### 出題 1
本文について次の問いに答えよ。
(a) 最初に選ばれる雑誌の名前は何か。
(b) 表紙のジローラモが咥えているものは何か。
(c) 誌面で紹介されている時計は、最低いくらを下らないとされているか。

### 本文

◆ ◆ ◆ ◆

夢みがちな雑誌は、やはり面白い!

この夏、ちょっと体調を崩して床に伏してしまった。

が、少し調子が良くなると暇になる。

で、こんなとき、

日頃から気になっていた雑誌をゆったりと眺めるという、

絶好の機会を得られた。

まあ、重要な案件他、雑多な用を吹っ飛ばして寝ている訳だから、

こっちもいろいろ辛いが、とりあえず暇というのが嬉しかった。

「カーサ」「ビーパル」「ターンズ」「ウオモ」etc…

まずは「レオン」という雑誌をセレクトする。

初夏に出た号なので、メインはやはりこの夏のファッション。

ちなみに、このレオンという雑誌は、男性ファッション誌。

私も初めて買った雑誌だ。

表紙のジローラモが、ニカッと笑っている。

カッコつけのミラーサングラス。

うーん、オヤジ雑誌である。

目を引くコピーが、

究極! オヤジは「青」と「白」、との言い切り。

この号では、ジローラモが表紙だけでなく、

他の誌面でもかなり活躍している。

ちょい悪オヤジのジローラモという設定で、

こうした雑誌では重宝するタレントなのだろう。

例えば表紙では、

ブルーの背広に白いTシャツ姿で、

奴がシガーを咥えている。

タバコではない。シガーだ。

これからは、シガーなのだ。

カッコイイ!

で、ページをめくると、皆さん素足。

靴下なんかはかないのだ。

ここは石田君とおんなじ。

妙にサマになっている。

が、なんだろう、この現実感のなさ。

例えば、パリとかミラノの街中を歩く、

青と白ファッションのオトコたちのスナップがあるが、

うーん、どいつもこいつも、カッコ良すぎ。

ホントかよ?

で、青と白ってホントに流行っているんだ!

と思ってしまう。

が、こっちも曲者の一人だ。

ああそうですか、へぇーとはいかないのである。

この手の雑誌特有の、そこはかとない嘘くささ。

しかし、ふと気がついた。

これはなんというか、床に伏している身としては、

夢を見ているようで、心地良いなと…

それは、誌面で紹介されている時計でも証明された。

最低50万円は下らないみのばかりが、ズラリと並ぶ。

クルマも、カマロやベンツを始め、派手目のガイシャで攻めてくる。

◆ ◆ ◆ ◆

### 出題 2
記録のうち、「cell-cotizacion: i mig」を含む行で始まり「row-rule — [470, 122, 471, 1232]」を含む行で終わる部分を、「mrs.」を「maravedís」に置き換えて修正せよ。ほかは変えず、その部分だけを示すこと。

### データ

◆ ◆ ◆ ◆

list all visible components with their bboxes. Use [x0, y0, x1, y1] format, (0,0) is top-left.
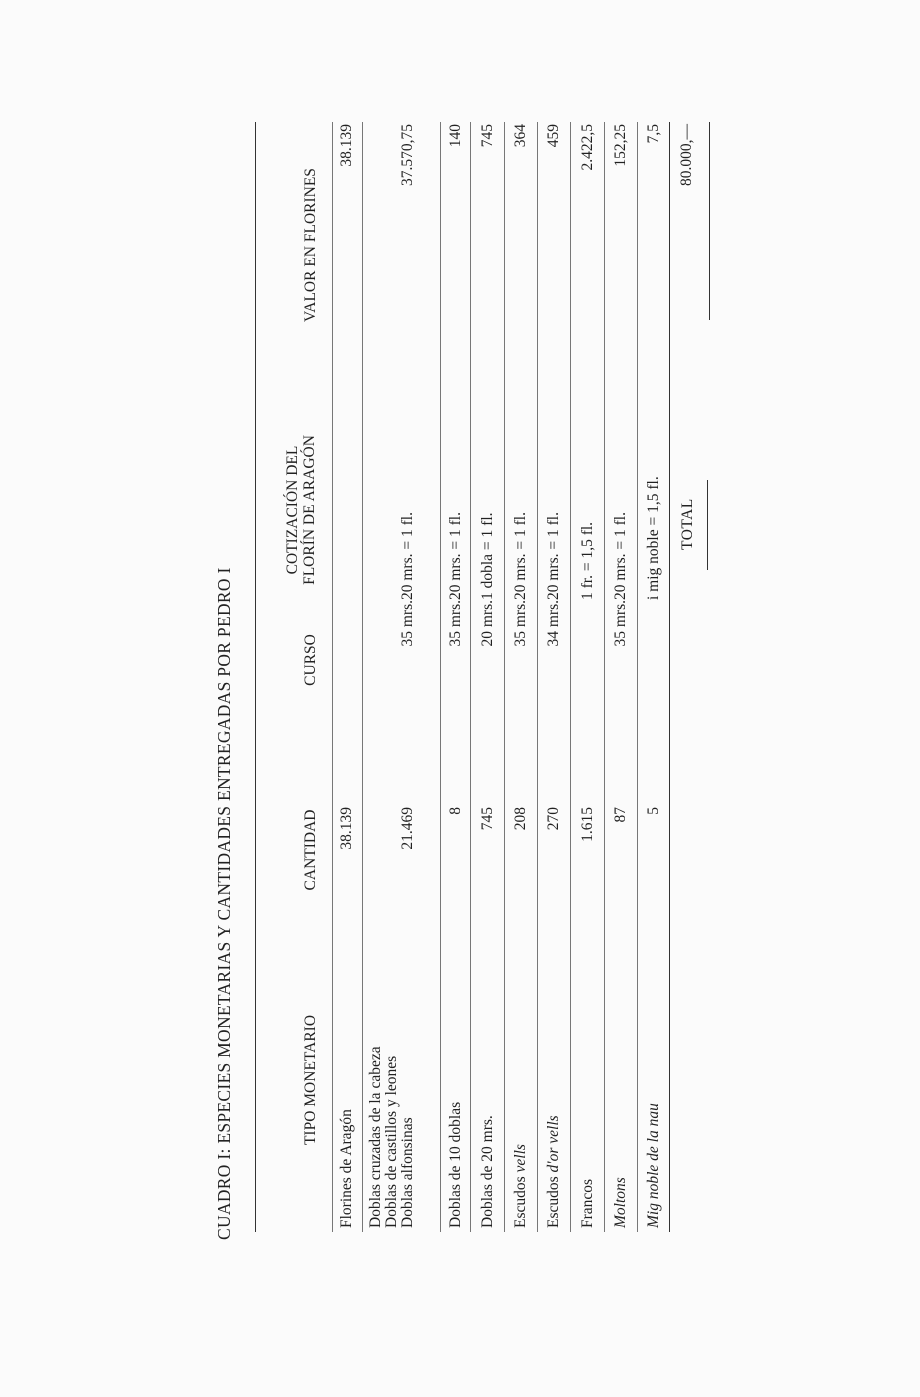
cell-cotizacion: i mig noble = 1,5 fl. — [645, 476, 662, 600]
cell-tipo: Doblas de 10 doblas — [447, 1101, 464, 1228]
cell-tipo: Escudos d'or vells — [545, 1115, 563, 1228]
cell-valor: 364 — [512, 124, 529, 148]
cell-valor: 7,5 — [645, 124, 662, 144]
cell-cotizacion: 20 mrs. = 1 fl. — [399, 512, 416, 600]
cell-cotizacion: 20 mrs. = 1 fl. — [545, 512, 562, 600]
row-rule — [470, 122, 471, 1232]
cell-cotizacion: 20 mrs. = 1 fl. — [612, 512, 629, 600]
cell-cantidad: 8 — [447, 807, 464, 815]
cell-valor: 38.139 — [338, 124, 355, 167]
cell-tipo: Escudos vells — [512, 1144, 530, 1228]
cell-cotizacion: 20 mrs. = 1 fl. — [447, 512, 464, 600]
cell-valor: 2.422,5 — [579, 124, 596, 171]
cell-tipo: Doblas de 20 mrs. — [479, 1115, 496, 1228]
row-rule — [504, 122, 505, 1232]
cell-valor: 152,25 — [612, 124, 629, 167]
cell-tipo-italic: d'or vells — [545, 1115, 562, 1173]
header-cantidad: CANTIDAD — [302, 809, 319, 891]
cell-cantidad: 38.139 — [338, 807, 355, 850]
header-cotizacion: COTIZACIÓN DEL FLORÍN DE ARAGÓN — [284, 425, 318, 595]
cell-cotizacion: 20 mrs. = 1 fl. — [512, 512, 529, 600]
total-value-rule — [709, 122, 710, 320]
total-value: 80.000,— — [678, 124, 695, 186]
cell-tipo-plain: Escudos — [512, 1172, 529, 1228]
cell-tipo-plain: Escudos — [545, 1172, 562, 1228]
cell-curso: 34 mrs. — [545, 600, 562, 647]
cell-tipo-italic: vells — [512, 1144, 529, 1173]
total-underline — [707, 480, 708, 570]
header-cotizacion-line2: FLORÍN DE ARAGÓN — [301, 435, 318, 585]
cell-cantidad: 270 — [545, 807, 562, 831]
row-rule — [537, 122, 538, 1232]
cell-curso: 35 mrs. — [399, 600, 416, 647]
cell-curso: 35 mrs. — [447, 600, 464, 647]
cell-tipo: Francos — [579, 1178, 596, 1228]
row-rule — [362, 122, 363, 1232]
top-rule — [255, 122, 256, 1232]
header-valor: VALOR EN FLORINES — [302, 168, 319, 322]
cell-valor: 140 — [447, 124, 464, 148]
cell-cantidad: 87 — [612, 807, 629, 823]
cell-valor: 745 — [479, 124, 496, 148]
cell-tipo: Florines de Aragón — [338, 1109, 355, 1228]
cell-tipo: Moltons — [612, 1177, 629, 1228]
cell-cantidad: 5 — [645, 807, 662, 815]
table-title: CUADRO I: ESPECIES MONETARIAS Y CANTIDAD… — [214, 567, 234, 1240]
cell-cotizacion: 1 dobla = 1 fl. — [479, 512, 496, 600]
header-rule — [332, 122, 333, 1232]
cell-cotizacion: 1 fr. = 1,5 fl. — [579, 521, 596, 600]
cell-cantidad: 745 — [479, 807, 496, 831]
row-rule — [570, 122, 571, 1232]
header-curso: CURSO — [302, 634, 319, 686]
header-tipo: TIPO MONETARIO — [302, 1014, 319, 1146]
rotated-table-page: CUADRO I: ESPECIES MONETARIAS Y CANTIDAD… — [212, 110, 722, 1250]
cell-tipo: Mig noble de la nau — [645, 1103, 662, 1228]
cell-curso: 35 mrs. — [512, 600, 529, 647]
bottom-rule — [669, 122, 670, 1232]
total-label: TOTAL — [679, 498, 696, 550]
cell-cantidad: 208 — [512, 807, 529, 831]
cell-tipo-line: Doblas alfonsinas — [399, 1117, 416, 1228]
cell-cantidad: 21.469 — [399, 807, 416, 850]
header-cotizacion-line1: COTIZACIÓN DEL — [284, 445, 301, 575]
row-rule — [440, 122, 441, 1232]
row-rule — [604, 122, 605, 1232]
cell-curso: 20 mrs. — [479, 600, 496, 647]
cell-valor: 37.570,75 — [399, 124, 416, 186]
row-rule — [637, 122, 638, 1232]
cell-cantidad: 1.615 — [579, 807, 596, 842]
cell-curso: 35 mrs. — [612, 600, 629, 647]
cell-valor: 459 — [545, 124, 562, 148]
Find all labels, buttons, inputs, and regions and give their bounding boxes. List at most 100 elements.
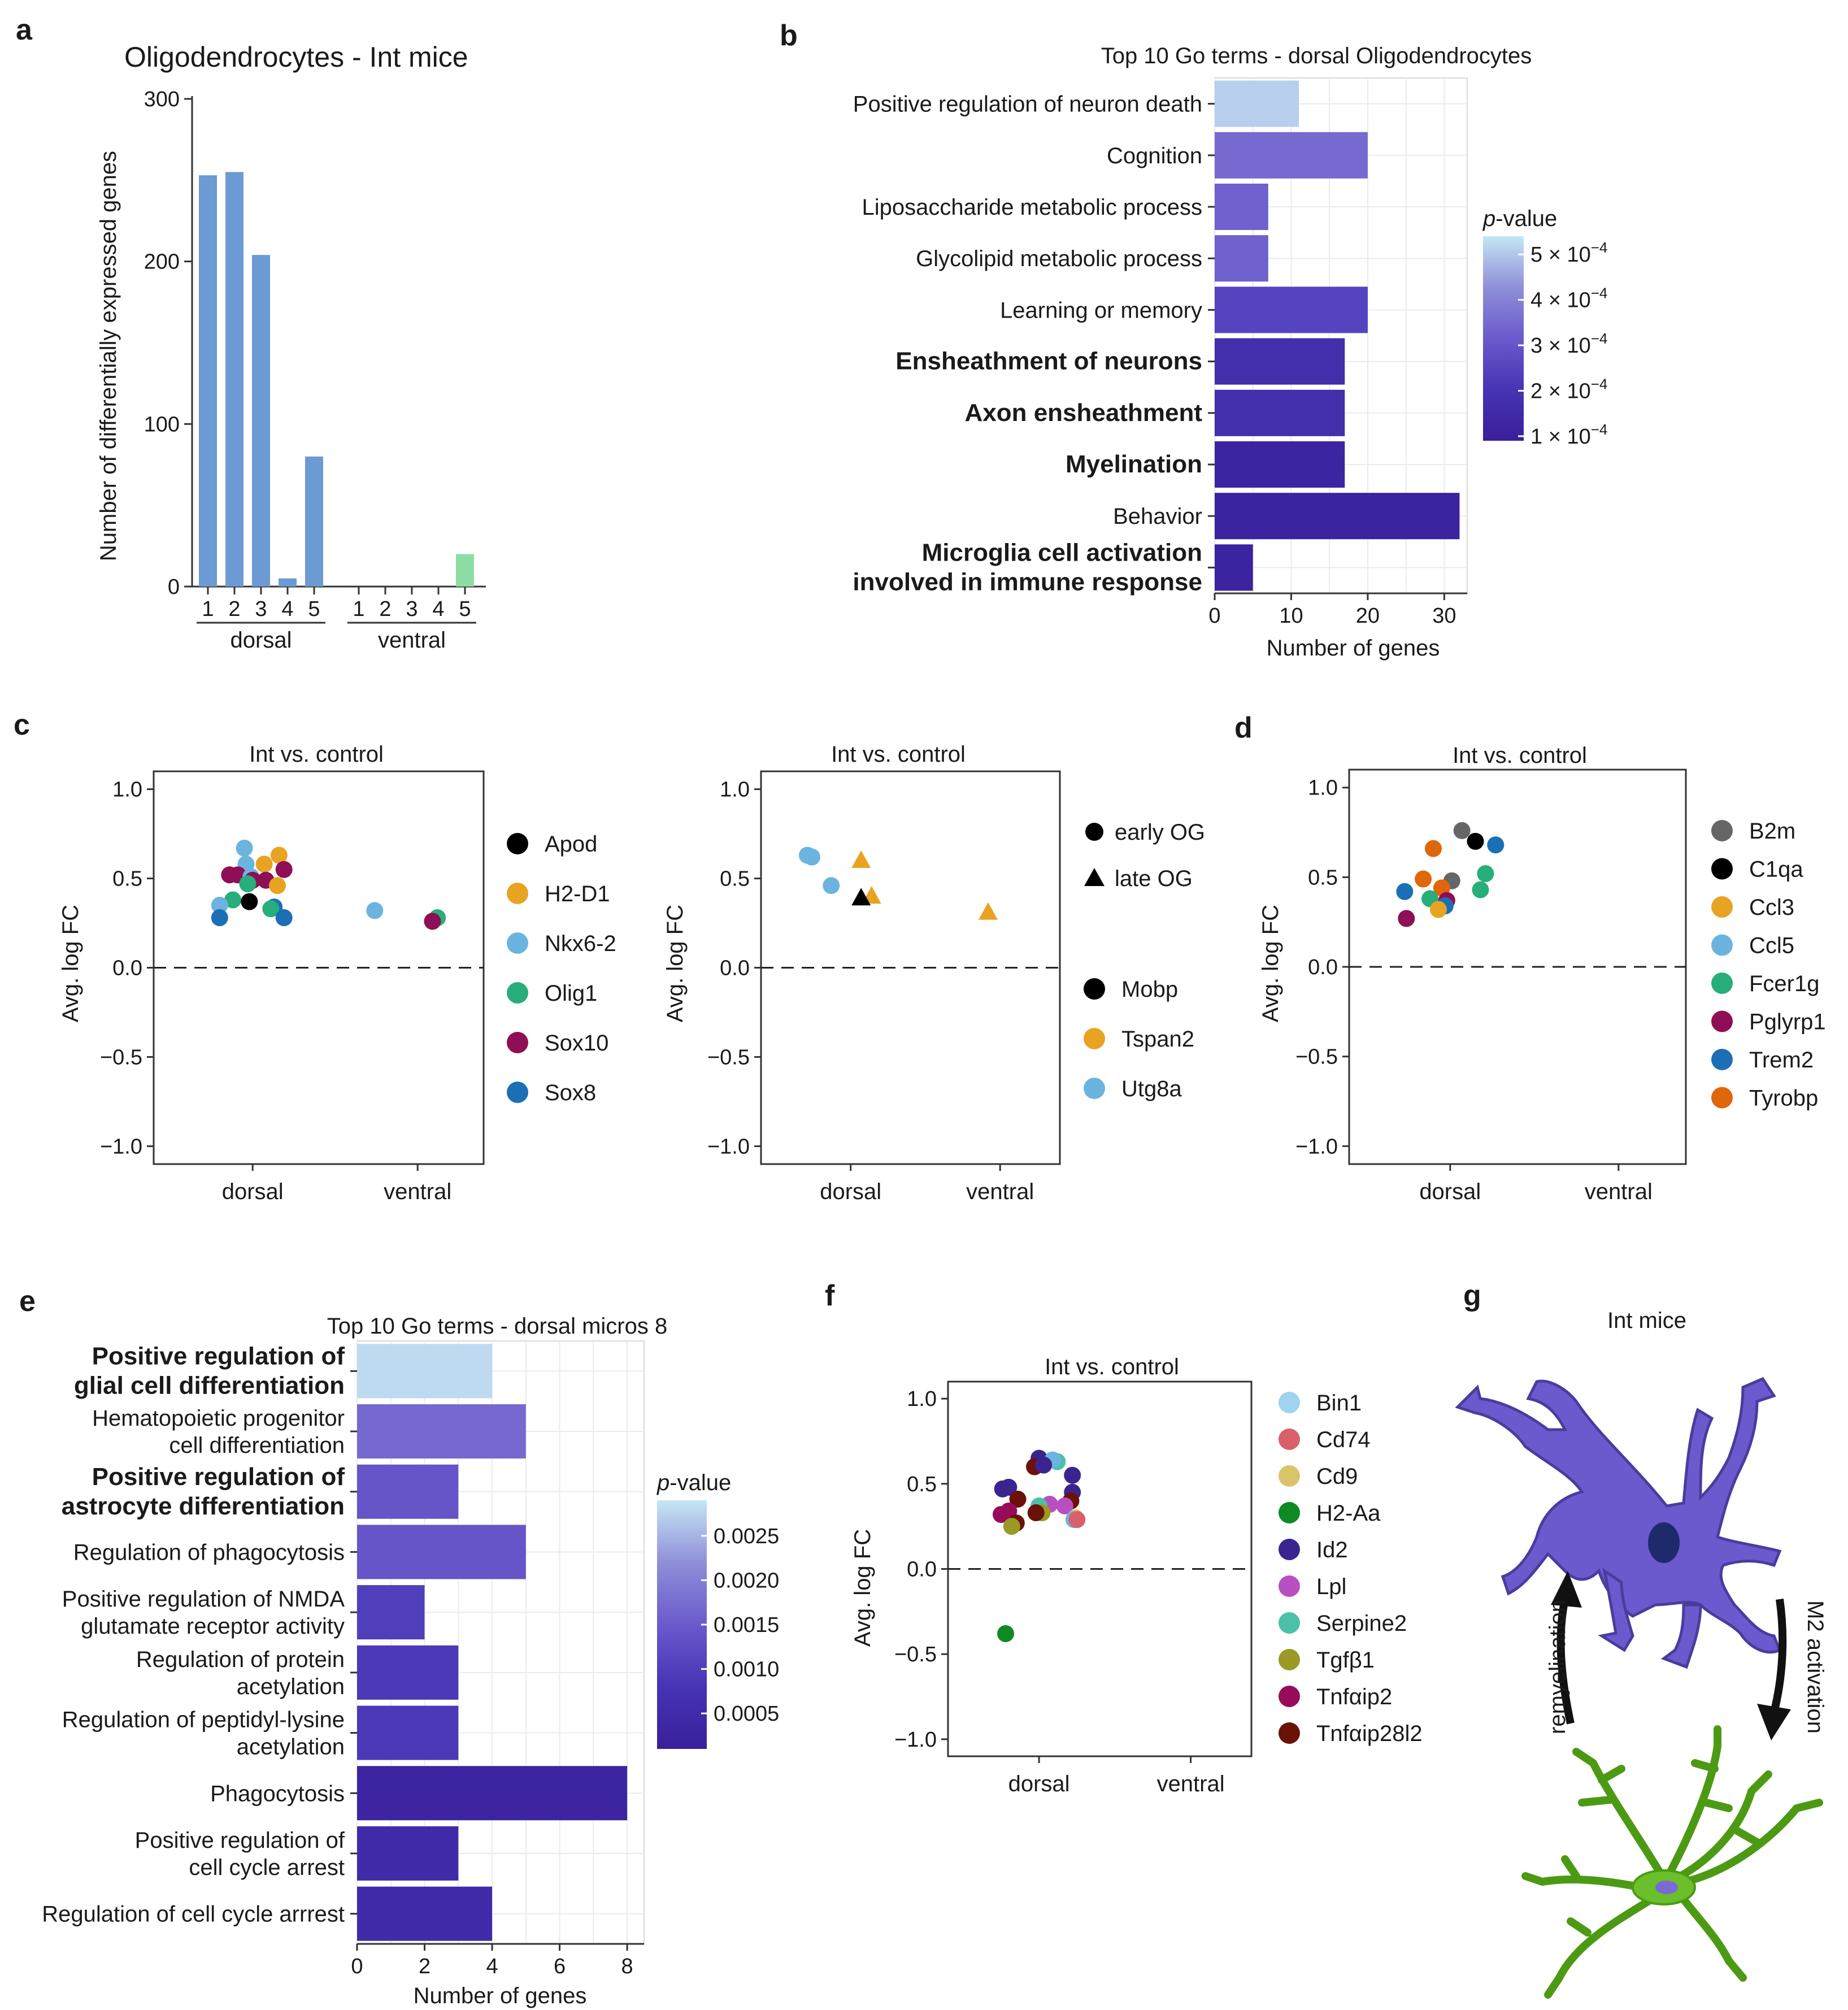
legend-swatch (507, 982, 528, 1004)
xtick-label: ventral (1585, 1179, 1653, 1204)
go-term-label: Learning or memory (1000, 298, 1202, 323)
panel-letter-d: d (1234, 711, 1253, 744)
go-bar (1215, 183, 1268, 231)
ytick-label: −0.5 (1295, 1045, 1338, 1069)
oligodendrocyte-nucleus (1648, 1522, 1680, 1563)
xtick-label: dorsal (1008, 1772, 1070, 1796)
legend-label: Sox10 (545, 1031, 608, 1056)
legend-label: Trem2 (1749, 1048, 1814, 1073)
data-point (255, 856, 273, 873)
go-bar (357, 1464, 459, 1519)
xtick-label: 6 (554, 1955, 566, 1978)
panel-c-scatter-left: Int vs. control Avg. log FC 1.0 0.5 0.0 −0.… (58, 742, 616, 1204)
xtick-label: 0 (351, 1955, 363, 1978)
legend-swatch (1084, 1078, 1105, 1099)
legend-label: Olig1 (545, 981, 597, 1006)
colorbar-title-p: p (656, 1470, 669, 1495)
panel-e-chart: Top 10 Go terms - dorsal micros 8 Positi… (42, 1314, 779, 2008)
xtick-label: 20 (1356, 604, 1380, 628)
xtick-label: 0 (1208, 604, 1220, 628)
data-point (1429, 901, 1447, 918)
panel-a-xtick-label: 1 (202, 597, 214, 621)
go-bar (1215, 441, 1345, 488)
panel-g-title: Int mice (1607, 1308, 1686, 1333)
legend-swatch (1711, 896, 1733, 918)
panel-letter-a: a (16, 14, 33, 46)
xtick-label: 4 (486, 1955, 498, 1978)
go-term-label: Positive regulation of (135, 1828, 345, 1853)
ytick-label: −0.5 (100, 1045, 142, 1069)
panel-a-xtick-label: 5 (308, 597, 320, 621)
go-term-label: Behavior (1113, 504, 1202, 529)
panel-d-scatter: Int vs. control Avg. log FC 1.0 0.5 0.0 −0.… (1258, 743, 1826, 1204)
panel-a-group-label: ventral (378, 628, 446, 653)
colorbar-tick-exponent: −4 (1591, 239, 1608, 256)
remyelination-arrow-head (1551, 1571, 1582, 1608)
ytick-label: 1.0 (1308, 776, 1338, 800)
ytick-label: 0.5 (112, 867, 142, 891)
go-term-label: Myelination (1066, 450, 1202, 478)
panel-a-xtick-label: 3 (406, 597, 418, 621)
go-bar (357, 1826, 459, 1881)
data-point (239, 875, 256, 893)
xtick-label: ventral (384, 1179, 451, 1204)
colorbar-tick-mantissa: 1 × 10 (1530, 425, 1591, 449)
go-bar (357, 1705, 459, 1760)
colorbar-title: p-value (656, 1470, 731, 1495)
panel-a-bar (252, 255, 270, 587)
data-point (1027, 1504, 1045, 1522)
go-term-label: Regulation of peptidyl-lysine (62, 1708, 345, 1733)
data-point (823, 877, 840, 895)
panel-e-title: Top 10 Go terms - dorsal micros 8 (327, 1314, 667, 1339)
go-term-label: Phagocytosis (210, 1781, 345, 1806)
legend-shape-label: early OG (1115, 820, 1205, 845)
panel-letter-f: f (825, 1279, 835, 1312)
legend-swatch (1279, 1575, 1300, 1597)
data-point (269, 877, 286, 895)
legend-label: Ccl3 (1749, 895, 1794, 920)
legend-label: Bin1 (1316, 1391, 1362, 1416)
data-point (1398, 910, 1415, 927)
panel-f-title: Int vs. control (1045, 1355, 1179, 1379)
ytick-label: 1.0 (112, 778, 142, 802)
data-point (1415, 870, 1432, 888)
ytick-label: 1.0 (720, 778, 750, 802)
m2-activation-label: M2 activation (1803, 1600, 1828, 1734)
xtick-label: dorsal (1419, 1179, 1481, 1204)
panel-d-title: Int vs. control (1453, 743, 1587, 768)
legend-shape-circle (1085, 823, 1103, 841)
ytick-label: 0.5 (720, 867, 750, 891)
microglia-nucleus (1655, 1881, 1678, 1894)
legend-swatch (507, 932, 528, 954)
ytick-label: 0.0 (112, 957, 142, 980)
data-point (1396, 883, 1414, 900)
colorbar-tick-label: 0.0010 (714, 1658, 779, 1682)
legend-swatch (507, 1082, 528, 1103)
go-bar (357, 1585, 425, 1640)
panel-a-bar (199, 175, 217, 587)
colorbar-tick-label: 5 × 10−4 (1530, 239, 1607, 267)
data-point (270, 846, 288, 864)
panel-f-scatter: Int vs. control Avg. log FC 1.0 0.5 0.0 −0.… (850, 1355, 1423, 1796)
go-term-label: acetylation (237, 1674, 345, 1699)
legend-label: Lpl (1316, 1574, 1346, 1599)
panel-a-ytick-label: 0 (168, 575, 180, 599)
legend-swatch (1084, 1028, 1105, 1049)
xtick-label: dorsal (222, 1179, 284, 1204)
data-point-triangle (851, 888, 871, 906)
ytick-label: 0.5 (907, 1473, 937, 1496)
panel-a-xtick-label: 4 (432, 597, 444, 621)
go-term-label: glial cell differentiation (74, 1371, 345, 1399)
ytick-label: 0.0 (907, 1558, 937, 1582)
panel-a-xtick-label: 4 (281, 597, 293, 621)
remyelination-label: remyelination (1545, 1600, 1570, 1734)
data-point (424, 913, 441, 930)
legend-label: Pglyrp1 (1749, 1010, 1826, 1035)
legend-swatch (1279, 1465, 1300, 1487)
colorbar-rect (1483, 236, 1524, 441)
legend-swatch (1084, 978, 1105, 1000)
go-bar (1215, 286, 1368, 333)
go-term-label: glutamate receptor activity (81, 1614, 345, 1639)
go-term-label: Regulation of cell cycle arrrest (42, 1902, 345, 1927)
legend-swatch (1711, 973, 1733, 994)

◆ ◆ ◆ ◆

### 解答 1
(a) 「レオン」
(b) シガー
(c) 50万円

### 解答 2
cell-cotizacion: i mig noble = 1,5 fl. — [645, 476, 662, 600]
cell-tipo: Doblas de 10 doblas — [447, 1101, 464, 1228]
cell-tipo: Escudos d'or vells — [545, 1115, 563, 1228]
cell-valor: 364 — [512, 124, 529, 148]
cell-valor: 7,5 — [645, 124, 662, 144]
cell-cotizacion: 20 maravedís = 1 fl. — [399, 512, 416, 600]
cell-cotizacion: 20 maravedís = 1 fl. — [545, 512, 562, 600]
row-rule — [470, 122, 471, 1232]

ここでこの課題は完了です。